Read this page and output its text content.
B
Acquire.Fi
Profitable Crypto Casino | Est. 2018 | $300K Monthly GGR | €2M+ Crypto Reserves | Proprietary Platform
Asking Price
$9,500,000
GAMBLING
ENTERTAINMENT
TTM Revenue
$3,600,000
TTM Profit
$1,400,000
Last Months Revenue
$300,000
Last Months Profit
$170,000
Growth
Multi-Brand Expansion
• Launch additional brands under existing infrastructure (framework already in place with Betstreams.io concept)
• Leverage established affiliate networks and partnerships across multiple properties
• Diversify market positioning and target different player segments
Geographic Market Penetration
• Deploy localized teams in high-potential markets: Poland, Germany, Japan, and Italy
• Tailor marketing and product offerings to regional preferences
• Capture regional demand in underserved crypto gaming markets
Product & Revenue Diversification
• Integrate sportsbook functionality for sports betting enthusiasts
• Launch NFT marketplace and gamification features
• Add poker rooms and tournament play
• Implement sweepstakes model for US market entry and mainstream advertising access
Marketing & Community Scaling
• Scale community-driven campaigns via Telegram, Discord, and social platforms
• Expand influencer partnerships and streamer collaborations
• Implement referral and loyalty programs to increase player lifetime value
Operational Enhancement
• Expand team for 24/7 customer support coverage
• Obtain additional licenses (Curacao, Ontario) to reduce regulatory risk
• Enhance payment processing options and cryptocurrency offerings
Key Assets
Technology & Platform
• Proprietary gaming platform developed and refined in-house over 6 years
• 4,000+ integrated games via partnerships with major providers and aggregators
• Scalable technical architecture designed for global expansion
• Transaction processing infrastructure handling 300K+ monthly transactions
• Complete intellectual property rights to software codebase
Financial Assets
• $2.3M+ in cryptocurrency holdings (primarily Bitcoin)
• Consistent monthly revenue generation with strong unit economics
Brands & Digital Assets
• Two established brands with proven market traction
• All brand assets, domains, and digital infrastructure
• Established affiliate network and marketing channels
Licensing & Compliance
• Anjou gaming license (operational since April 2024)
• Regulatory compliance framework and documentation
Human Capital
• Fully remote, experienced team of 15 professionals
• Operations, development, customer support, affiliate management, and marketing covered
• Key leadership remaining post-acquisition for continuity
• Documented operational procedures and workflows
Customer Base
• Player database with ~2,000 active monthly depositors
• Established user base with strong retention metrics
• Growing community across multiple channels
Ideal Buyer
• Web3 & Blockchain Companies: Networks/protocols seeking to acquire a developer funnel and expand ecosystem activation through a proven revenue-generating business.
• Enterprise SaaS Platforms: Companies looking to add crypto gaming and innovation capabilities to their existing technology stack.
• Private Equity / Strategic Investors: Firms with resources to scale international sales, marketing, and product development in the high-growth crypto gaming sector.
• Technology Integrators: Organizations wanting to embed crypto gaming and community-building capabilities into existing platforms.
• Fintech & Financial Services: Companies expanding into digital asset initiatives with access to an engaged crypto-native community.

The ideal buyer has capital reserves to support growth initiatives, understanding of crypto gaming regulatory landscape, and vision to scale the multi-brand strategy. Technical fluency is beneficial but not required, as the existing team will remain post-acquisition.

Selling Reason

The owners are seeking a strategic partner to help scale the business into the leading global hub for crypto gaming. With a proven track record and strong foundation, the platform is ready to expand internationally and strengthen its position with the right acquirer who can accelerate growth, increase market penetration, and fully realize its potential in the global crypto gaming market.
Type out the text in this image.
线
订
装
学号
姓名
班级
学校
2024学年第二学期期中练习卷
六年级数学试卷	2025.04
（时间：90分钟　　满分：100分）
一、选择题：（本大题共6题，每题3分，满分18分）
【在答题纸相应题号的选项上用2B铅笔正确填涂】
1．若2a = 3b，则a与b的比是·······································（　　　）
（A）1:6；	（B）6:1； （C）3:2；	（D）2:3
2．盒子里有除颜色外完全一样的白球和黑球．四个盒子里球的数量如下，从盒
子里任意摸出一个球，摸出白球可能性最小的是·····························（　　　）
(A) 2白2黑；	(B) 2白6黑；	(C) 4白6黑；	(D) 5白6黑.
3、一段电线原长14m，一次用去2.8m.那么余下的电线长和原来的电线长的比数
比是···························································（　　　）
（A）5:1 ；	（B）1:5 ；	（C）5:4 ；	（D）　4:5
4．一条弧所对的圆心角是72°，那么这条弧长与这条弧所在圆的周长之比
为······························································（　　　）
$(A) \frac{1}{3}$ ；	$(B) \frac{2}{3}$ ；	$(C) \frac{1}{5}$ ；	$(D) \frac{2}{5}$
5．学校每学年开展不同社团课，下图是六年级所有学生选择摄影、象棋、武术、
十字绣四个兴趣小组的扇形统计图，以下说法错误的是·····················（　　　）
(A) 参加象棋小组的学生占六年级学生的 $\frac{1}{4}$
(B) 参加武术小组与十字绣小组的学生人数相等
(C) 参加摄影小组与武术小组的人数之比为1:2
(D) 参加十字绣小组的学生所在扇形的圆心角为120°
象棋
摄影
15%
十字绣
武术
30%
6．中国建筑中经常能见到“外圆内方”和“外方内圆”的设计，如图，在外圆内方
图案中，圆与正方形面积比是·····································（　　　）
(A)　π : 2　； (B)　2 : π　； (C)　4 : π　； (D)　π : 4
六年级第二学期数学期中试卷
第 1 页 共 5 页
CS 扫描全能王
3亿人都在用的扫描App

▬▬▬

> **Task instructions**
Count how many lines above include the word "regional" and answer with that figure only.

> **In response**
2